= Problema da risolvere =
Indica quante persone hanno marciato a Locri secondo il brano sulla giornata di Libera.

= Brano da leggere =
* * * * *
Posted by on sabato, 25 / Marzo / 2017 in Italia, Senza categoria

Mafia, La nostra terra “Cosa non vostra”

Pochi giorni fa a Locri, in Calabria, hanno marciato in 25 mila, Libera ha celebrato la Giornata della Memoria e dell’Impegno in ricordo delle vittime innocenti delle mafie, con don Luigi Ciotti, fondatore di Libera contro le mafie e figura principale nella lotta a cosa nostra siciliana.

Nel comune in provincia di Reggio Calabria durante le celebrazioni, sono apparse delle scritte sgradevoli nei confronti del fondatore di Libera, un atto di vigliaccheria, un atto che, non sporca solo i muri, ma ferisce, mortifica, disgusta una società nuova, pulita, percuote noi siciliani, nati in una terra bellissima, nati in una terra disgraziata, oppressa, martoriata, omertosa, schiava di stereotipi, bollata da etichette, una regione che è rimasta troppo a lungo in silenzio, che non ha aperto le porte alla giustizia, che ha chiuso le finestre in faccia alle verità, una madre terra che ha visto morire figli e figlie, uomini onesti, che hanno speso la loro vita per una società giusta.
* * * * *
= Dati registrati =

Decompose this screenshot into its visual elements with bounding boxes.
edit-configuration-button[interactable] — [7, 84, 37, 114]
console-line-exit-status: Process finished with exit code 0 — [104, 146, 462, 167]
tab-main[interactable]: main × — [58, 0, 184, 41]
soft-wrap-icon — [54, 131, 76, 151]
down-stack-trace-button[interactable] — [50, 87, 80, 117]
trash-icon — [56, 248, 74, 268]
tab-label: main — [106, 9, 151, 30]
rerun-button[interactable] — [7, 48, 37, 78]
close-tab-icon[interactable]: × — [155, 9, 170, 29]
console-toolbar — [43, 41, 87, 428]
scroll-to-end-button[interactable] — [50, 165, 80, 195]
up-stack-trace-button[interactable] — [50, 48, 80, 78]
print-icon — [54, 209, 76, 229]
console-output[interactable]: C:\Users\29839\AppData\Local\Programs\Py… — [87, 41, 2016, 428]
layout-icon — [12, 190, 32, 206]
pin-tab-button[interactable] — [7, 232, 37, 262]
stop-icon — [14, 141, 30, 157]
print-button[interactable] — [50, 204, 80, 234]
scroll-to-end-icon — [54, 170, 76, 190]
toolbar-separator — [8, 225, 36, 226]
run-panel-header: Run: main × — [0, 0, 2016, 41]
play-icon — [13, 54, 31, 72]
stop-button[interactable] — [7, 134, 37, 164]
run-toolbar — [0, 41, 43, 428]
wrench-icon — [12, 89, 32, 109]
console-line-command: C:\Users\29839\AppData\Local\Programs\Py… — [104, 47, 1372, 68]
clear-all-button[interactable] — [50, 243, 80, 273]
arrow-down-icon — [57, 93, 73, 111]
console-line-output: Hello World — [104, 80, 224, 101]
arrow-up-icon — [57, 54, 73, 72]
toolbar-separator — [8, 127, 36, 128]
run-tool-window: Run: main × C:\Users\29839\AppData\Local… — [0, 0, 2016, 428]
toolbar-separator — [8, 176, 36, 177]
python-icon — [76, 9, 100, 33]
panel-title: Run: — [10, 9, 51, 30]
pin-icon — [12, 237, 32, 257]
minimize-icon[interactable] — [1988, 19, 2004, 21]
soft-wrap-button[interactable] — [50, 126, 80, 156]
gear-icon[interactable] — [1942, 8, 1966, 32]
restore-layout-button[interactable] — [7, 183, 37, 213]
* * * * *
= Risposta al compito =
Hanno marciato in 25 mila.